● **What to work on**
In the rows from the start up to and including the line with "collapse-icon[interactable]: ▼ (450, 290, 455, 300)", change "property-value" to "field-value". Give only those rows again, with nothing else altered.

● **Available data**

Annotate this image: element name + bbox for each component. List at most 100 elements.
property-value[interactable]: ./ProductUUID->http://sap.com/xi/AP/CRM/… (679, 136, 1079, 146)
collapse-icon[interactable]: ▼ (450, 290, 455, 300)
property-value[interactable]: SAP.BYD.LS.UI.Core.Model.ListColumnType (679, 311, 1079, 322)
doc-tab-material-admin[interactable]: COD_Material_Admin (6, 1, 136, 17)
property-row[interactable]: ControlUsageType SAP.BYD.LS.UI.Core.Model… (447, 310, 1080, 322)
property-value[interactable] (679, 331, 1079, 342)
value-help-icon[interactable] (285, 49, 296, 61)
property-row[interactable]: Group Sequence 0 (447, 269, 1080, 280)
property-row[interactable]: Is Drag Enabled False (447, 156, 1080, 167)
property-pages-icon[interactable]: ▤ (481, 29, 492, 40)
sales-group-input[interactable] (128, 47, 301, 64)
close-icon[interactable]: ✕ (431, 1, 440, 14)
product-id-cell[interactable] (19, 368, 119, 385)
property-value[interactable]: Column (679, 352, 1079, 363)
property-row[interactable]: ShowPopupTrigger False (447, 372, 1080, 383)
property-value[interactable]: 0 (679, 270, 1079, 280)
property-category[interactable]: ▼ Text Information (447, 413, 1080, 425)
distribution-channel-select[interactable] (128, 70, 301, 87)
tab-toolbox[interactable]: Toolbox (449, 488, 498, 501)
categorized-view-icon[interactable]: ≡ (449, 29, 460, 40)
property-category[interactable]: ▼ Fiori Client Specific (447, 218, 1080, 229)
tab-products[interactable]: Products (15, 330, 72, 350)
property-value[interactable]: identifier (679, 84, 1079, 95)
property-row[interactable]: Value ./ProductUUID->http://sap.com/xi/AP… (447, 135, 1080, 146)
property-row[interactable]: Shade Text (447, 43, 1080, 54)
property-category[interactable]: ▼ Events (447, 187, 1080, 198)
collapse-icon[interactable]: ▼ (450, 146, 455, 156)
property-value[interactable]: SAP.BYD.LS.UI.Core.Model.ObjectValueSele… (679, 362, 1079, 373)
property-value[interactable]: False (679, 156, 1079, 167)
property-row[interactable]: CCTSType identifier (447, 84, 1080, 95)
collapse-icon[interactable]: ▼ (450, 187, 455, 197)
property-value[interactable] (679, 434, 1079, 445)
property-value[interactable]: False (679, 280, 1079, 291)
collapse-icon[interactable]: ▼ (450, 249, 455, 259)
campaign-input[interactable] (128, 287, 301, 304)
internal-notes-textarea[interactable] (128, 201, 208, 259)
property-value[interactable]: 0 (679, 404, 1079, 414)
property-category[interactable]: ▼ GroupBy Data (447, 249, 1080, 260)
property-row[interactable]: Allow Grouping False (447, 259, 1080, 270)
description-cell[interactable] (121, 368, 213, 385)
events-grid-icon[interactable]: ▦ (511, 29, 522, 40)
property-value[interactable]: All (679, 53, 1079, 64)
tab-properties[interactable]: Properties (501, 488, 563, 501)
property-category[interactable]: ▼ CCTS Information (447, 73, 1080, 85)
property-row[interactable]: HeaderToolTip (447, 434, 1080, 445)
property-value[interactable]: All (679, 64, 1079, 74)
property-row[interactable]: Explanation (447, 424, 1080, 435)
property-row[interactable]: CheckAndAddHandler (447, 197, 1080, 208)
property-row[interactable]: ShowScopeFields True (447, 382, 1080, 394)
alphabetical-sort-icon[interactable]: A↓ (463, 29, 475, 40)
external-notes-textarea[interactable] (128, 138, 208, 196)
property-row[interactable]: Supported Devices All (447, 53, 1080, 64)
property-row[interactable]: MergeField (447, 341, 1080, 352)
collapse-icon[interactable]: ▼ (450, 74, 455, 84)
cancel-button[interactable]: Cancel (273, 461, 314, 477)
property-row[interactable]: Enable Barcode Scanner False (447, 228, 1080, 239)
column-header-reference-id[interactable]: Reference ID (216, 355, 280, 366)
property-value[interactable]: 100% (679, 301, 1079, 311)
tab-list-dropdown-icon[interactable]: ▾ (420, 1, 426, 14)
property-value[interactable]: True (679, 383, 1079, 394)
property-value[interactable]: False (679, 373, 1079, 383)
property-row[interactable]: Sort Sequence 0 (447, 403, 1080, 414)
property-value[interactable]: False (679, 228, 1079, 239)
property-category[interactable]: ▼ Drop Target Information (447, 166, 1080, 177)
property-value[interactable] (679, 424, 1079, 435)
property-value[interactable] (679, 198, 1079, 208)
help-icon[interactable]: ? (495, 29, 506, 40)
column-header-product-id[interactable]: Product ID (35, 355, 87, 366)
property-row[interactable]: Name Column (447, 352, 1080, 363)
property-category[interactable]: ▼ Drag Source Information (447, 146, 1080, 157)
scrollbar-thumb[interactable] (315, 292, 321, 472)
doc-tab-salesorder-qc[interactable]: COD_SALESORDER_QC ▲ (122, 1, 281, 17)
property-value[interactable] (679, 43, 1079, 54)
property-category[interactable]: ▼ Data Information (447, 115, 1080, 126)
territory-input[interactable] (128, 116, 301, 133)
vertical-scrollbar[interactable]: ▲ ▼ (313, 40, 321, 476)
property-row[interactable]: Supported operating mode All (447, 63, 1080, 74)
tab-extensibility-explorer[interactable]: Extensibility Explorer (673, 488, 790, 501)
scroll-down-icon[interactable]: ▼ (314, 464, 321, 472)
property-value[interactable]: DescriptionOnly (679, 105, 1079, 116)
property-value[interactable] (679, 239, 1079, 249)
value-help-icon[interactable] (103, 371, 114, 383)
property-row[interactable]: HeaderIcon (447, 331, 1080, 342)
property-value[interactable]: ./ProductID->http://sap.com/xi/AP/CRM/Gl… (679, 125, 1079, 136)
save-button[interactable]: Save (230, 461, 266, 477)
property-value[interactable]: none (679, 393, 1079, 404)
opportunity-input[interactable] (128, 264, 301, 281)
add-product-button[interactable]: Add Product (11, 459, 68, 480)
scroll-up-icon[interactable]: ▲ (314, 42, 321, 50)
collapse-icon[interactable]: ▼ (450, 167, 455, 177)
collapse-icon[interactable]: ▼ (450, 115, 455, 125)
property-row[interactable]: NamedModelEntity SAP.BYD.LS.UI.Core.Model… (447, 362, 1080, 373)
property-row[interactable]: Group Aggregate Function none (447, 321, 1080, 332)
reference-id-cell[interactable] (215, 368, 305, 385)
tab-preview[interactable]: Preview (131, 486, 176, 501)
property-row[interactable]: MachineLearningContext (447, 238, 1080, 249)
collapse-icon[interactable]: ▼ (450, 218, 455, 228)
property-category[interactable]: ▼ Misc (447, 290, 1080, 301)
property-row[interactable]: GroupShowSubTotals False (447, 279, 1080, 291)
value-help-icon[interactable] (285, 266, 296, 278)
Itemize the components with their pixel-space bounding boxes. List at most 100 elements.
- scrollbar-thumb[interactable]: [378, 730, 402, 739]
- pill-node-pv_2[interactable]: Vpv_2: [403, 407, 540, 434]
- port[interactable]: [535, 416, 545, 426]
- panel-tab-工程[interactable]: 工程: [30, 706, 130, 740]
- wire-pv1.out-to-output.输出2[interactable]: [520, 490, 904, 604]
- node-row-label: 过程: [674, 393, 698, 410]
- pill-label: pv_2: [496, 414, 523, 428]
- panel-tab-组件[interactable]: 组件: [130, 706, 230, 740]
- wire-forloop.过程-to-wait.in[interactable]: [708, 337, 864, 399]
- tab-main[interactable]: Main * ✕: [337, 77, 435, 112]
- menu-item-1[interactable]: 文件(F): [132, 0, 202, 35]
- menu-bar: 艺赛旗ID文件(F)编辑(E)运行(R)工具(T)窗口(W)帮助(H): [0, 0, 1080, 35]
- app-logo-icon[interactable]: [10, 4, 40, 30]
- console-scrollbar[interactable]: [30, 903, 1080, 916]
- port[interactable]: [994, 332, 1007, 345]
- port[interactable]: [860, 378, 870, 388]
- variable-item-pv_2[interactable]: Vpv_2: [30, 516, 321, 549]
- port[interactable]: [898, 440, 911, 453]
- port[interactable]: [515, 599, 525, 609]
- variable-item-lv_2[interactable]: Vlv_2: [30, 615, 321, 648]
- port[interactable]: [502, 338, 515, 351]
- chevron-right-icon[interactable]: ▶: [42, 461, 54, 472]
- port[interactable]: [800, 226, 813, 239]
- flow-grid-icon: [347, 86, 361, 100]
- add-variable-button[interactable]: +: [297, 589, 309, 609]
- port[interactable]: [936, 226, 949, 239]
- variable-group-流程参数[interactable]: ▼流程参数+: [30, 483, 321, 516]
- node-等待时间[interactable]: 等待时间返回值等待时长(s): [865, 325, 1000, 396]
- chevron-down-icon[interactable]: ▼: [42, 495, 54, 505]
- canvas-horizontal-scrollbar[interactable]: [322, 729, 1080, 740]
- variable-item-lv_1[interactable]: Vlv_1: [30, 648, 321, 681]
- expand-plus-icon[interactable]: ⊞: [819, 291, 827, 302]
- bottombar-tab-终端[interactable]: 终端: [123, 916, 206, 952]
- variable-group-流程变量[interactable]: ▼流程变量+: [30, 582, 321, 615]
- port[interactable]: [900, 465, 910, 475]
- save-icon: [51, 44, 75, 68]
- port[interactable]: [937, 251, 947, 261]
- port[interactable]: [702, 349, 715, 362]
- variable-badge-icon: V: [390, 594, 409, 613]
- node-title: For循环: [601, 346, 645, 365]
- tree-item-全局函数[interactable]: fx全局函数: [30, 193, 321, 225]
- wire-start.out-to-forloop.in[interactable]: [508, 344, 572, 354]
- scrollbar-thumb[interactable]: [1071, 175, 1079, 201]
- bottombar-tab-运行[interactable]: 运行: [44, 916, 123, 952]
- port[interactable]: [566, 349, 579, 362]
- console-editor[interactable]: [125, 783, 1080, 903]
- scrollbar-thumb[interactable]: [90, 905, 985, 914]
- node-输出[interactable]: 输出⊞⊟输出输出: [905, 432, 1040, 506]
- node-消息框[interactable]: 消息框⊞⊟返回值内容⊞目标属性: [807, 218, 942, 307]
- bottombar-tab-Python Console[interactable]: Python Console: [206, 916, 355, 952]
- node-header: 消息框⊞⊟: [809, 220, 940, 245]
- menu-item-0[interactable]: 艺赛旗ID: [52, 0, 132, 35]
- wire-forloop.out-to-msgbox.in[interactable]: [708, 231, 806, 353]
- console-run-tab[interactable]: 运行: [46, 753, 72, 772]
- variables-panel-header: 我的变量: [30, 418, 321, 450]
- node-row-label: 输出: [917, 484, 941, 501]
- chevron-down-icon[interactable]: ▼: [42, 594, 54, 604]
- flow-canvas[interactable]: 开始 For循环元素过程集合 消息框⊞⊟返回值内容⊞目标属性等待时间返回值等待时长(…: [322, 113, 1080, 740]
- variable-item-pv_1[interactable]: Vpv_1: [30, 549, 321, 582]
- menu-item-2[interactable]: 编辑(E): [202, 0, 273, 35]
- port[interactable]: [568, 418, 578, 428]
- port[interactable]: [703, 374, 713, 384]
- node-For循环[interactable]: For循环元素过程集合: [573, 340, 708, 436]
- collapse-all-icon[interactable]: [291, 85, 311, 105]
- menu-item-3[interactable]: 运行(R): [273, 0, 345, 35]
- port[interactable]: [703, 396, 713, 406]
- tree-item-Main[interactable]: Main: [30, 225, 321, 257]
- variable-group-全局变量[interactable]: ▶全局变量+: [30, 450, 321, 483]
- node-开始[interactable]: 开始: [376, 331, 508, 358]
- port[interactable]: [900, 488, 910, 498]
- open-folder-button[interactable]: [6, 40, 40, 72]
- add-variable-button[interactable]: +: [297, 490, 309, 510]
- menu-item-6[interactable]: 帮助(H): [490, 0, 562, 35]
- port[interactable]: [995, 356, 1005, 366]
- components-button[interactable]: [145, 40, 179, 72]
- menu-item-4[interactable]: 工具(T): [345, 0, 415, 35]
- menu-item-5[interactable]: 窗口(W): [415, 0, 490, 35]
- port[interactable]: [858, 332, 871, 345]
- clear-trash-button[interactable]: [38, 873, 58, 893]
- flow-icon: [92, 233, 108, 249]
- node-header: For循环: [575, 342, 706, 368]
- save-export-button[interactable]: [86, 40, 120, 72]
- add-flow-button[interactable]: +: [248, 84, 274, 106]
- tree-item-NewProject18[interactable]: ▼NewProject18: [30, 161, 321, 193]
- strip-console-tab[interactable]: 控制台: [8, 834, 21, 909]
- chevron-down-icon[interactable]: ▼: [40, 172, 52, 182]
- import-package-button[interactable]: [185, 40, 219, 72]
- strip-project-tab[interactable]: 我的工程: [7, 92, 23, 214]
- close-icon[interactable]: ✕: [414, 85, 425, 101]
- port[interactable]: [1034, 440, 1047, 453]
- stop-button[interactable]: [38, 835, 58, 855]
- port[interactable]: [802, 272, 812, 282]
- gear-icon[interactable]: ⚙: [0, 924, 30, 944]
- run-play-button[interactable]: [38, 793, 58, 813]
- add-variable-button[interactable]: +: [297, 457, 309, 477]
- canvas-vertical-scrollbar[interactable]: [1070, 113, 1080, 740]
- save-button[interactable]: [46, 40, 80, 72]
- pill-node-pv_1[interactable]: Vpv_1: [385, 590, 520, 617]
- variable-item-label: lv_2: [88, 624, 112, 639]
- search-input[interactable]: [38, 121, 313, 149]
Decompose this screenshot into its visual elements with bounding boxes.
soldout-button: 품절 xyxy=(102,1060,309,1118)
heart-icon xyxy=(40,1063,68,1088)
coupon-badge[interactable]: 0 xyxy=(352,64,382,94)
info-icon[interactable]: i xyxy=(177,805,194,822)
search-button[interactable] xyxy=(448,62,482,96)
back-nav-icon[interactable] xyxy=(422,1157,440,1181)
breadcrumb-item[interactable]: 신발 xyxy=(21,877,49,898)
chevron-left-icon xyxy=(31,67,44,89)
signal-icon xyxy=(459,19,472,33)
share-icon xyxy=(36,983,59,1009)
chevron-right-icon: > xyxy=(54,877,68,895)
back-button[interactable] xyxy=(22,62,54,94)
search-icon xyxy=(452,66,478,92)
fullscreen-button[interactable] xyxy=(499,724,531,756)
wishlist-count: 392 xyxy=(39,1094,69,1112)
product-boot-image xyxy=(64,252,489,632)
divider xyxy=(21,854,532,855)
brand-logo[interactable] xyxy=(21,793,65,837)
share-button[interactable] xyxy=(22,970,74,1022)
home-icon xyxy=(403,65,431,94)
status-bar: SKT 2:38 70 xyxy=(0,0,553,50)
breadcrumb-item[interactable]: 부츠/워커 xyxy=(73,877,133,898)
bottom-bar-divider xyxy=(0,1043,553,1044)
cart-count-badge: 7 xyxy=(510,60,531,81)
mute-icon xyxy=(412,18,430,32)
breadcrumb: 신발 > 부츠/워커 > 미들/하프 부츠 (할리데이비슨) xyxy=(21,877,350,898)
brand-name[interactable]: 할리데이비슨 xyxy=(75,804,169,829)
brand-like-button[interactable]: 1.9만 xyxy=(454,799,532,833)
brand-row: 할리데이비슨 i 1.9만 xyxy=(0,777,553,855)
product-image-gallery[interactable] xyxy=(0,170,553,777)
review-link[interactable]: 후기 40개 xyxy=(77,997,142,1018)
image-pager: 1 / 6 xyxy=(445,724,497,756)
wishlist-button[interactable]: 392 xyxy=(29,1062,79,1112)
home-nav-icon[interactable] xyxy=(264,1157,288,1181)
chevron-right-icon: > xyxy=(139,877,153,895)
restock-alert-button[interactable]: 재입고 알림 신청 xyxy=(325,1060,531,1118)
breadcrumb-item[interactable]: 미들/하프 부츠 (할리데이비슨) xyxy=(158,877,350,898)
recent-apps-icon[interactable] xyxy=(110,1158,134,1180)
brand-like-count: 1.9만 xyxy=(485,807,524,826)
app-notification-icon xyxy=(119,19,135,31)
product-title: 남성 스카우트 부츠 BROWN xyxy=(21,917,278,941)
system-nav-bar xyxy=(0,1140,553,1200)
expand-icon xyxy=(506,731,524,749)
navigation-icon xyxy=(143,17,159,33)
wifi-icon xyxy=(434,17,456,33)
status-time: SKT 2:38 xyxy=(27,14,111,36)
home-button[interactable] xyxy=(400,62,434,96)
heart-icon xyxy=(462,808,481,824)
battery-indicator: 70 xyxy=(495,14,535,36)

● **Final result**
Annotate this image: element name + bbox for each component. List at most 100 elements.
field-value[interactable]: ./ProductUUID->http://sap.com/xi/AP/CRM/… (679, 136, 1079, 146)
collapse-icon[interactable]: ▼ (450, 290, 455, 300)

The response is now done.